[BEGIN Task material]

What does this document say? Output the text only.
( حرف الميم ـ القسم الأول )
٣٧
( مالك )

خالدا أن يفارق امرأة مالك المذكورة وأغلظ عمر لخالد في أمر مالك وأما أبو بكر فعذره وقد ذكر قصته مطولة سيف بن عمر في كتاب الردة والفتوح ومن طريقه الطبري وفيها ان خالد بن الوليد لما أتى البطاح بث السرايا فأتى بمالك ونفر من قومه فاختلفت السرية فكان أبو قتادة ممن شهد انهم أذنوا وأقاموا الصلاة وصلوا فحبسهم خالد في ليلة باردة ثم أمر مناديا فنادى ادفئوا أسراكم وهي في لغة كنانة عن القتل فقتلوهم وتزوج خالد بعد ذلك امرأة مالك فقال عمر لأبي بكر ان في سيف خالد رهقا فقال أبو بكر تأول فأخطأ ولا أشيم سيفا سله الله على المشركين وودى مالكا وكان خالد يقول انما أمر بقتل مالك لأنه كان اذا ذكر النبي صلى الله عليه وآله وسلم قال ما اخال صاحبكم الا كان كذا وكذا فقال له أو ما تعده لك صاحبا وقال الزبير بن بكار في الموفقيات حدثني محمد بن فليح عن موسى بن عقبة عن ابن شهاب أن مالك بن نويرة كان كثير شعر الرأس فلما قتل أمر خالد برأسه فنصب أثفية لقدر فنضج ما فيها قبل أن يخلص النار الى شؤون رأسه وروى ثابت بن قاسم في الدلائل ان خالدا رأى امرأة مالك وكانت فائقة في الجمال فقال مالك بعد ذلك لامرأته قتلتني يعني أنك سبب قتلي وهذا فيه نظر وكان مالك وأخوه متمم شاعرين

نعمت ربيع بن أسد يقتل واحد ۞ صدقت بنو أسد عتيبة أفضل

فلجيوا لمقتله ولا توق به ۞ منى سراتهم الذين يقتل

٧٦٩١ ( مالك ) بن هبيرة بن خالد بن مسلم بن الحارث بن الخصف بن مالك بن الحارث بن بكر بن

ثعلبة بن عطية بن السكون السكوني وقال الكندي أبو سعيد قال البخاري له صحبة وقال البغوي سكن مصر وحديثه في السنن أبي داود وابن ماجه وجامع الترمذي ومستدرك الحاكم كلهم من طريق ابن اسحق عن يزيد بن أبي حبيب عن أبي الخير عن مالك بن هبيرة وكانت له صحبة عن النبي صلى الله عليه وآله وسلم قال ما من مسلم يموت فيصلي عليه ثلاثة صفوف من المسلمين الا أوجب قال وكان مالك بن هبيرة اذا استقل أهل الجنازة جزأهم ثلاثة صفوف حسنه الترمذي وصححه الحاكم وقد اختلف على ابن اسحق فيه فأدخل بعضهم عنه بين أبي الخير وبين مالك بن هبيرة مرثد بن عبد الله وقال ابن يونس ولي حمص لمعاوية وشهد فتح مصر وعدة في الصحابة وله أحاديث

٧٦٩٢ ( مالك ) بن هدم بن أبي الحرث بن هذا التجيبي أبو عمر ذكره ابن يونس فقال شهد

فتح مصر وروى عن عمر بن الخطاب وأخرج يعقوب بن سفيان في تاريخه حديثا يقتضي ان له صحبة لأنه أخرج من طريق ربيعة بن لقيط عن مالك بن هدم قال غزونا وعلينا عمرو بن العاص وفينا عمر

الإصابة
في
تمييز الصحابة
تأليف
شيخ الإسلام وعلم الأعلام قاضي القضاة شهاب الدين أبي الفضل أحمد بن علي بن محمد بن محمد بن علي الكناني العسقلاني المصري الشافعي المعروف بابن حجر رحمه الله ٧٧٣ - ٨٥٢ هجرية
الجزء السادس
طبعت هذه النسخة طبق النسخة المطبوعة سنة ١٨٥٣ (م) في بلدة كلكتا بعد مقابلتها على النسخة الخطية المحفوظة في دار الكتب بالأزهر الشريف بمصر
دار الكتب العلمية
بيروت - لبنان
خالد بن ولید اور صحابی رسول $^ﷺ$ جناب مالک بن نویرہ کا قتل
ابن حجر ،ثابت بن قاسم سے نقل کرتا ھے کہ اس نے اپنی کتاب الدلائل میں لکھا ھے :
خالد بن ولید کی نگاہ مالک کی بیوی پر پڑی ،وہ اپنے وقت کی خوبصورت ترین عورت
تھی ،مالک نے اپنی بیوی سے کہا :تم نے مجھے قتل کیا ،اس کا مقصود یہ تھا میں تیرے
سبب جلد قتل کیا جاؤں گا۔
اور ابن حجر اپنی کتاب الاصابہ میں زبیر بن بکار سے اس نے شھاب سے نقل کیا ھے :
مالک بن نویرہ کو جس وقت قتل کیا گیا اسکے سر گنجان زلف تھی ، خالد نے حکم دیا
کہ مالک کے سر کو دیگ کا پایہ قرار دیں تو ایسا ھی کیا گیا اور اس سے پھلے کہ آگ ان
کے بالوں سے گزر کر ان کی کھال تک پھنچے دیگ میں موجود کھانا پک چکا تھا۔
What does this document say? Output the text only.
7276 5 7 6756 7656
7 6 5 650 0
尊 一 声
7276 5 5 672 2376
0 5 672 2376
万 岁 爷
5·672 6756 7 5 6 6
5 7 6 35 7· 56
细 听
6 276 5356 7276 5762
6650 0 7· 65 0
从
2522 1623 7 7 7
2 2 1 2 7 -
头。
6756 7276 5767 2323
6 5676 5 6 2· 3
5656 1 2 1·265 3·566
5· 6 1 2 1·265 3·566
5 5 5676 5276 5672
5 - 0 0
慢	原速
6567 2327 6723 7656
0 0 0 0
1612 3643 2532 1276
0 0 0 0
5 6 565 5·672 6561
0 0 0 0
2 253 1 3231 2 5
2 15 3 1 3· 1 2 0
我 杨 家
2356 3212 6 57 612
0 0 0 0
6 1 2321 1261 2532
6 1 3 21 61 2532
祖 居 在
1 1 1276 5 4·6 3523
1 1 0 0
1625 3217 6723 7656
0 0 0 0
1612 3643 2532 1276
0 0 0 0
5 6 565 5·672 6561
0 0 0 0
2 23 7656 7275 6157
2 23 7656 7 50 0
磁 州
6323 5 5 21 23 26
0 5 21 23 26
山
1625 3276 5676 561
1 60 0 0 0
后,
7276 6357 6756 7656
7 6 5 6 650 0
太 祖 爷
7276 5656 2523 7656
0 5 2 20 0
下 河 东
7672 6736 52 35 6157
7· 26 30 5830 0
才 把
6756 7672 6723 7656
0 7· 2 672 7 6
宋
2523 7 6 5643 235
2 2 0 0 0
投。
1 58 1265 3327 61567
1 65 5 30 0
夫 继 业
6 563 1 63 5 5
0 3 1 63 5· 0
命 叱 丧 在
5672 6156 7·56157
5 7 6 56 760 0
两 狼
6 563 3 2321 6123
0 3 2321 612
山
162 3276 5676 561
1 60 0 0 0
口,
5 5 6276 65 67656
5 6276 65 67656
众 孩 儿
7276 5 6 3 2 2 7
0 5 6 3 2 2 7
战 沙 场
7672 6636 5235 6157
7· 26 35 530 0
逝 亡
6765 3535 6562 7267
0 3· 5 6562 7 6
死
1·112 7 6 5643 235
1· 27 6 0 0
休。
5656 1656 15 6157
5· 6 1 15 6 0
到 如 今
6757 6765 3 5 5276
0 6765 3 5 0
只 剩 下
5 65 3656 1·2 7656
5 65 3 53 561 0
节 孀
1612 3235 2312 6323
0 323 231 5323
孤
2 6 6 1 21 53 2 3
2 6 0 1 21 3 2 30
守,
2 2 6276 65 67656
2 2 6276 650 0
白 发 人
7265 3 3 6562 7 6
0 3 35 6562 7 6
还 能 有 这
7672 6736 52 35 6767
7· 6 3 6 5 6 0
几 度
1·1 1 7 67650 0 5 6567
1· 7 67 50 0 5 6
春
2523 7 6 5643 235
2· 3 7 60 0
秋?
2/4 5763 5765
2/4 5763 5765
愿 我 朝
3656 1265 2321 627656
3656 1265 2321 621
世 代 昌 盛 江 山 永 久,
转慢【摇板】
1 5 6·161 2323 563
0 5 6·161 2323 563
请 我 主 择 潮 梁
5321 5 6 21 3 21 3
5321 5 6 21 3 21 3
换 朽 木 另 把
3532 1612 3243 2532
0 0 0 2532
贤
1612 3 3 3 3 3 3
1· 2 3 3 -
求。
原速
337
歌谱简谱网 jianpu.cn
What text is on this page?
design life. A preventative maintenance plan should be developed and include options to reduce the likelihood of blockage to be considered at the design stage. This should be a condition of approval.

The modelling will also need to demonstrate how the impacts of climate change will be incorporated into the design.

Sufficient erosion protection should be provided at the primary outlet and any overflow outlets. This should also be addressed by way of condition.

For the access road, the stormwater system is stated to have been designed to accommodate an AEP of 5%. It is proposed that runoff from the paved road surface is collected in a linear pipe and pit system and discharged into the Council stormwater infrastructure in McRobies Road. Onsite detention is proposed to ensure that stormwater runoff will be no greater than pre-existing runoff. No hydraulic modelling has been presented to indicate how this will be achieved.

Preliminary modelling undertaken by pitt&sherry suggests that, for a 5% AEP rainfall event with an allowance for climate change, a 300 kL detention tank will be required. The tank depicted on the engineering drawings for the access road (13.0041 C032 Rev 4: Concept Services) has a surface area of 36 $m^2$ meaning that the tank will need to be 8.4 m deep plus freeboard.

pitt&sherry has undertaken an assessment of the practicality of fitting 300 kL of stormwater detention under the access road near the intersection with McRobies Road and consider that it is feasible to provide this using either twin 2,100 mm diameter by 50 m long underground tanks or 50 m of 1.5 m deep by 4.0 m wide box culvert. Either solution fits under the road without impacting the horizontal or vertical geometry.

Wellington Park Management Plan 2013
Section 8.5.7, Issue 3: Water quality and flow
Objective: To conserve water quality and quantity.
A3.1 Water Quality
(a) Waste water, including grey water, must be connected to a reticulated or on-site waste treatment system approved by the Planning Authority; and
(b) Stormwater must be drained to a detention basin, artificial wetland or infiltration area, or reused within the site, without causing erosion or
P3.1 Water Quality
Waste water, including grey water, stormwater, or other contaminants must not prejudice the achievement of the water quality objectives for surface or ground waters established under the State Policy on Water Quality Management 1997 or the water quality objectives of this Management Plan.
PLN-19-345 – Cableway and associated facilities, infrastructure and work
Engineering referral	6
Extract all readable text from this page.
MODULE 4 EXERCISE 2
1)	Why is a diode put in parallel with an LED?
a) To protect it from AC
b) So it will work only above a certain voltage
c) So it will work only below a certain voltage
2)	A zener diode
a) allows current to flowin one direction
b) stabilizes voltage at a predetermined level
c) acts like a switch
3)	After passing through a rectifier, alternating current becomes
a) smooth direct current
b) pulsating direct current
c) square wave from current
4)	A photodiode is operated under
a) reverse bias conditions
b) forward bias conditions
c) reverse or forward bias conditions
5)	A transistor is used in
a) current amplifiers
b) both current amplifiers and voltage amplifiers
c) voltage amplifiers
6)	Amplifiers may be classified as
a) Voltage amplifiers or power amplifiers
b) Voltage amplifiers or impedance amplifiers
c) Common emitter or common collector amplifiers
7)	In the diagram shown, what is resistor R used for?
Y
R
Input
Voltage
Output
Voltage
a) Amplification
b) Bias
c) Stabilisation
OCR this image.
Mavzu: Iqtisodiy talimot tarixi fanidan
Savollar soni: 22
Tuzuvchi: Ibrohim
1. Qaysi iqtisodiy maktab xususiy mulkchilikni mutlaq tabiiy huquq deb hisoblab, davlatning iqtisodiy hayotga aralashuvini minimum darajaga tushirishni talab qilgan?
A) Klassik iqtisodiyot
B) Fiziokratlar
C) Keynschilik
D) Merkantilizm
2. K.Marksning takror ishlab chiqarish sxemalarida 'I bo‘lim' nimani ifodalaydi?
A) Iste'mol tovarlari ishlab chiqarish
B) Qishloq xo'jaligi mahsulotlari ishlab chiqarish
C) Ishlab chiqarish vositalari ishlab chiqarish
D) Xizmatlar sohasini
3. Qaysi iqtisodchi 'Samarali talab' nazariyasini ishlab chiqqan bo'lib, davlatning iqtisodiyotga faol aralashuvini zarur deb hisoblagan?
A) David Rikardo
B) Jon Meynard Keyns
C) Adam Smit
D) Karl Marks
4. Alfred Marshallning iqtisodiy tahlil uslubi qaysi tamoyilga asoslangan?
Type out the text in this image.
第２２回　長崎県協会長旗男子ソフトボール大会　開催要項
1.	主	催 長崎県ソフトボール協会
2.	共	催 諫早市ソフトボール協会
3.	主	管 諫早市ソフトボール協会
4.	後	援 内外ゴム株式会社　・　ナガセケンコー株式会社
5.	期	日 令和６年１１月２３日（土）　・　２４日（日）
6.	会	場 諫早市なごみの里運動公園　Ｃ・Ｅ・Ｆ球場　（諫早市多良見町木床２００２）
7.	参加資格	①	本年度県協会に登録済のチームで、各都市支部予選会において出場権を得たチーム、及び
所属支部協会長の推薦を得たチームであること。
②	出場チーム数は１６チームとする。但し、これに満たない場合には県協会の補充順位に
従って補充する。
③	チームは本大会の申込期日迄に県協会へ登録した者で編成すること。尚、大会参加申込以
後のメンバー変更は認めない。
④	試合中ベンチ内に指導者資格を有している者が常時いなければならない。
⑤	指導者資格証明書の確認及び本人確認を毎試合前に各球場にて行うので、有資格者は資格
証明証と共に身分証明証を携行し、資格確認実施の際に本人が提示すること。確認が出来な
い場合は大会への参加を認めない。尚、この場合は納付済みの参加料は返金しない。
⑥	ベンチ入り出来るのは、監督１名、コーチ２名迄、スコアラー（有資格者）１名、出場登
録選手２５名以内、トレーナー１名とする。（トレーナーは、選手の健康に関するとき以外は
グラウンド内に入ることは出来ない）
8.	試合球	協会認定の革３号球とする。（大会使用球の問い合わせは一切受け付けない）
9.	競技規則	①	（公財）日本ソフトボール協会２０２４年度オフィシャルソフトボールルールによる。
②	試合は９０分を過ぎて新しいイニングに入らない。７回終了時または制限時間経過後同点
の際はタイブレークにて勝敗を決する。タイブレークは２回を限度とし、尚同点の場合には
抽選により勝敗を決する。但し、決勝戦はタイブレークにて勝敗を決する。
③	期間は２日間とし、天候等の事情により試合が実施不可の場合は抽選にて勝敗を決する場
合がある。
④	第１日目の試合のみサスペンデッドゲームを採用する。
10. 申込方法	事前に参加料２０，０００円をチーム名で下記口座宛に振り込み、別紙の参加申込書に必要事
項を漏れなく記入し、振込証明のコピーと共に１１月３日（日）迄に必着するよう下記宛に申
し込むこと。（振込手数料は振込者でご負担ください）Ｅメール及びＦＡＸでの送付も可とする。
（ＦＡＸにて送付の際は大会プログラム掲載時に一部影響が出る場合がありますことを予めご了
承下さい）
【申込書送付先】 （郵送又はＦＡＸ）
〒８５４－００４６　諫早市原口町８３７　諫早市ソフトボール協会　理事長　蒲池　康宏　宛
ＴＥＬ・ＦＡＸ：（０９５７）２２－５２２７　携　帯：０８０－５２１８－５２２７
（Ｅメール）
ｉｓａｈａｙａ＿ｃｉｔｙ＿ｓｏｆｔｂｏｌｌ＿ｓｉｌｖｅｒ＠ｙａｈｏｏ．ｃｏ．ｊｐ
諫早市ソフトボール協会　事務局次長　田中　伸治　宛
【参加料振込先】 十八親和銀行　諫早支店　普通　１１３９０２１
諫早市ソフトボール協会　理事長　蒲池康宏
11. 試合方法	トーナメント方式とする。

[END Task material]

_Objective_.
All lines holding the word "بیوی" should be picked out and copied.

_Written reply_.
خالد بن ولید کی نگاہ مالک کی بیوی پر پڑی ،وہ اپنے وقت کی خوبصورت ترین عورت
تھی ،مالک نے اپنی بیوی سے کہا :تم نے مجھے قتل کیا ،اس کا مقصود یہ تھا میں تیرے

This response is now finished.